Prompt: Decide whether each statement below agrees with the rsync thread. For each, answer yes or no and quote the words from the thread that settle it. (a) The first rsync runs while the system is locked for maintenance. (b) One reply recommends adding the --numeric-ids option. (c) According to shodanshok, a data transfer during the first rsync can push metadata out of the cache.

Excerpt to read:
1

Here is what I do:

rsync everything
enter maintenance
rsync changes since first rsync
leave maintenance

The first rsync is syncing the mayor changes without locking the system. It can run a long time and that is fine.

But the second rsync should finish as quickly as possible and normally finds none or only a few changes. Yet since this are so many files it takes quite long.

Is there a trick I can use because I know I synced it just before?

Here the rsync flags I use:

rsync --partial --progress --delete --archive --verbose --compress --links --times
Torge
  • 113
  • 4

3 Answers3

2

Some tips:

  • when synching many files, the uid-to-username mapping process can take a significant amount of time; so, try adding the --numeric-ids option to your rsync invocation
  • on both sides, schedule a find <path> > /dev/null some time before the maintenance rsync; this will preload the metadata caches on both nodes, greatly speeding up rsync execution
shodanshok
  • 44,038
  • 6
  • 98
  • 162
  • Thx. I will try the --numeric-ids but the second hint should already been taken care of by the first rsync, no? – Torge May 25 '17 at 17:06
  • Yes and no... The first rsync will eventually transfer data, which will evict metadata from cache, slowing down the second transfer. – shodanshok May 25 '17 at 21:34
  • Ok, but in my successive tests he was not syncing any data (because of the quick succession of testing) so I fear I have to live with the current downtime. So for now this is closest to what I wanted. – Torge May 25 '17 at 22:23
2

Speeding up rsync over ssh

You can utilize a different client that is multi-threaded that will break up your job into as many connections as ssh on the remote end will allow and that you specify.

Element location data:
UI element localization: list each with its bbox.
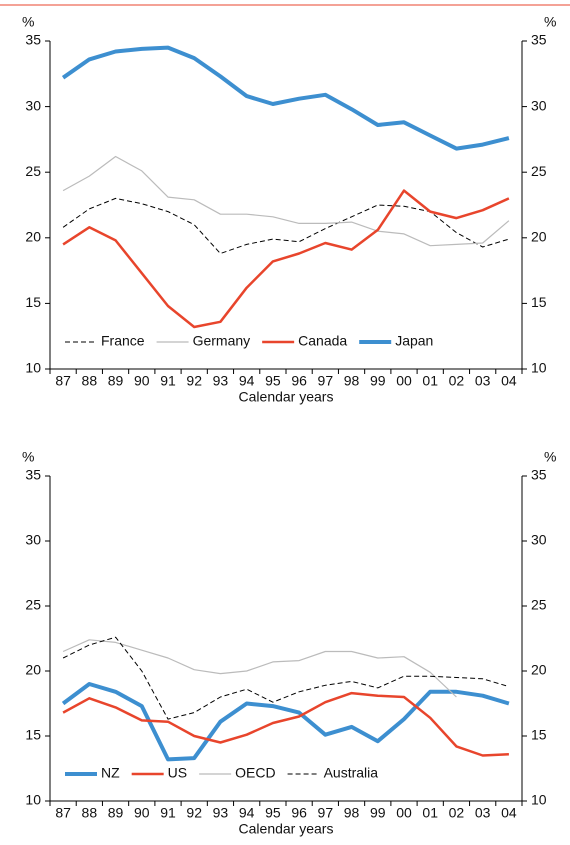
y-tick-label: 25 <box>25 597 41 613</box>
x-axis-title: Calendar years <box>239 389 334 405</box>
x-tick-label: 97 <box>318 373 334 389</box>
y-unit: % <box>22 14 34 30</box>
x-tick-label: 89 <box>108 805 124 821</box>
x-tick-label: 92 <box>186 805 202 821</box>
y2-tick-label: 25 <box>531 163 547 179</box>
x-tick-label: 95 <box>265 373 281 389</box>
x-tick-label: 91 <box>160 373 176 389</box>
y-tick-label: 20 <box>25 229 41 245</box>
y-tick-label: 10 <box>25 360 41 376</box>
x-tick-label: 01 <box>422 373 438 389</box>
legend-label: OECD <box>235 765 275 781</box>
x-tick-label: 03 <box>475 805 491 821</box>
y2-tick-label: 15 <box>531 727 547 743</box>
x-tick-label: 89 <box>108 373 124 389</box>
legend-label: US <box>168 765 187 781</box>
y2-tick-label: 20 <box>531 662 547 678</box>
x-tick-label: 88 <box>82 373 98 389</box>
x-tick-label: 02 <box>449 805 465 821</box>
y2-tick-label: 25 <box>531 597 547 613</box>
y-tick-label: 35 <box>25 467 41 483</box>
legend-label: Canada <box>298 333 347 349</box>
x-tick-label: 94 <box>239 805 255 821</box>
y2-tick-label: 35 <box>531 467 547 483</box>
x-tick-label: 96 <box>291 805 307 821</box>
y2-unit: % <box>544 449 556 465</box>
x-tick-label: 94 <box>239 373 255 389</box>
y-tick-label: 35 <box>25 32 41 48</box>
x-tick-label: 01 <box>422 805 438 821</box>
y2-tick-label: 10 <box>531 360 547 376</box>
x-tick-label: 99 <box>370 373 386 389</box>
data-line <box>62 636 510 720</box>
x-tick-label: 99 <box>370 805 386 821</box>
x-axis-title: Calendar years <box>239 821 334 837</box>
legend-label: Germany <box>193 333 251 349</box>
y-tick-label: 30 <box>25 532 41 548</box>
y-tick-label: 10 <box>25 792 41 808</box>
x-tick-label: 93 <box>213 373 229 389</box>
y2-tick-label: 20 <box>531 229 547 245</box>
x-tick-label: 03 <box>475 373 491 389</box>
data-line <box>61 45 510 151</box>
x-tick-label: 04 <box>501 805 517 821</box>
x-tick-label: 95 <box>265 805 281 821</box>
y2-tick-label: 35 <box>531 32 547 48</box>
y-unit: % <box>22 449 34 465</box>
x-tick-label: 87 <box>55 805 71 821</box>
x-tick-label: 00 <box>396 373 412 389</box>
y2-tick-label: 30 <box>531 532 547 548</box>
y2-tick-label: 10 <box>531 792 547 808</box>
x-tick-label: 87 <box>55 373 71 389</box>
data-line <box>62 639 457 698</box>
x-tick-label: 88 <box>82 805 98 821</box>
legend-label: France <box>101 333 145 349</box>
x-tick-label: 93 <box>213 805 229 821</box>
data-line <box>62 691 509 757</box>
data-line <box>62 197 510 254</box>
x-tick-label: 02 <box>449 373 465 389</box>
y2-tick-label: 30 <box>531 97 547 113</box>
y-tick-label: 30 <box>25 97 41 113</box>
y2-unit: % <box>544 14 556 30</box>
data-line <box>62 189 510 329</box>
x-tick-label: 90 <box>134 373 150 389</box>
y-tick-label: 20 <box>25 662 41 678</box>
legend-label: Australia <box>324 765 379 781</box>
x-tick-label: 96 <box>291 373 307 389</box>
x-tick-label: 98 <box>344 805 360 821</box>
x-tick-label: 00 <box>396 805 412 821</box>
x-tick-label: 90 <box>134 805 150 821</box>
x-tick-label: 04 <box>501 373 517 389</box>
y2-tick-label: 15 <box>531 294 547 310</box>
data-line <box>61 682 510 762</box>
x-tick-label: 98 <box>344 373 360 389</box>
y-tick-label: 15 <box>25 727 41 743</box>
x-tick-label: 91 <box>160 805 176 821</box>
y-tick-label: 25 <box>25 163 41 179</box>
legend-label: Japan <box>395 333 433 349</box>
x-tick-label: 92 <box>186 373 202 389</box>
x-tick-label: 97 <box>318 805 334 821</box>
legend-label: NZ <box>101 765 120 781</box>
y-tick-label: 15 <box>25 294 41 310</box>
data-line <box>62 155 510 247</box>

Completed task:
(a) No: "The first rsync is syncing the mayor changes without locking the system."
(b) Yes: "try adding the --numeric-ids option to your rsync invocation"
(c) Yes: "The first rsync will eventually transfer data, which will evict metadata from cache, slowing down the second transfer."